Return the number of lines in which the word "práctica" appears; add nothing else.
▼
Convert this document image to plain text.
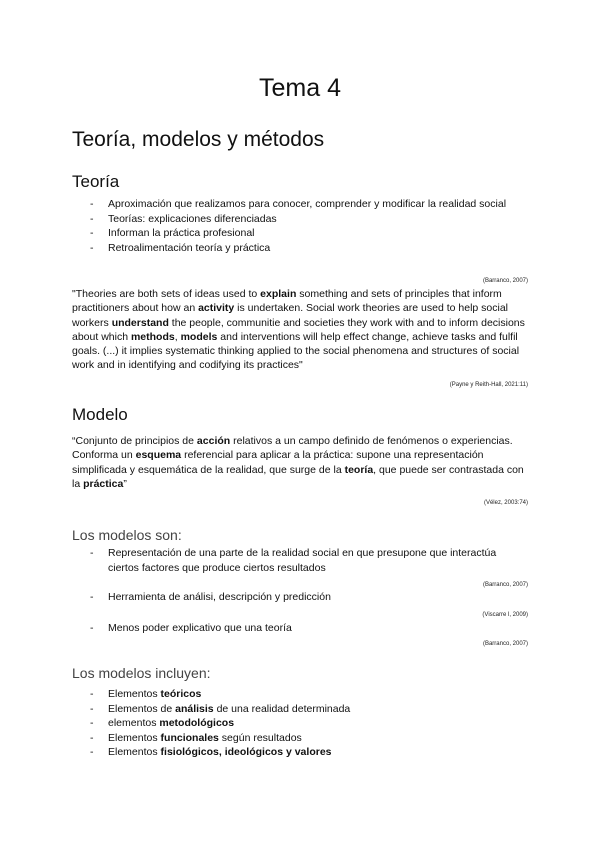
Tema 4
Teoría, modelos y métodos
Teoría
- Aproximación que realizamos para conocer, comprender y modificar la realidad social
- Teorías: explicaciones diferenciadas
- Informan la práctica profesional
- Retroalimentación teoría y práctica
(Barranco, 2007)
"Theories are both sets of ideas used to explain something and sets of principles that inform practitioners about how an activity is undertaken. Social work theories are used to help social workers understand the people, communitie and societies they work with and to inform decisions about which methods, models and interventions will help effect change, achieve tasks and fulfil goals. (...) it implies systematic thinking applied to the social phenomena and structures of social work and in identifying and codifying its practices"
(Payne y Reith-Hall, 2021:11)
Modelo
“Conjunto de principios de acción relativos a un campo definido de fenómenos o experiencias. Conforma un esquema referencial para aplicar a la práctica: supone una representación simplificada y esquemática de la realidad, que surge de la teoría, que puede ser contrastada con la práctica”
(Vélez, 2003:74)
Los modelos son:
- Representación de una parte de la realidad social en que presupone que interactúa ciertos factores que produce ciertos resultados
(Barranco, 2007)
- Herramienta de análisi, descripción y predicción
(Viscarre l, 2009)
- Menos poder explicativo que una teoría
(Barranco, 2007)
Los modelos incluyen:
- Elementos teóricos
- Elementos de análisis de una realidad determinada
- elementos metodológicos
- Elementos funcionales según resultados
- Elementos fisiológicos, ideológicos y valores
▲
# [Problem solution]
3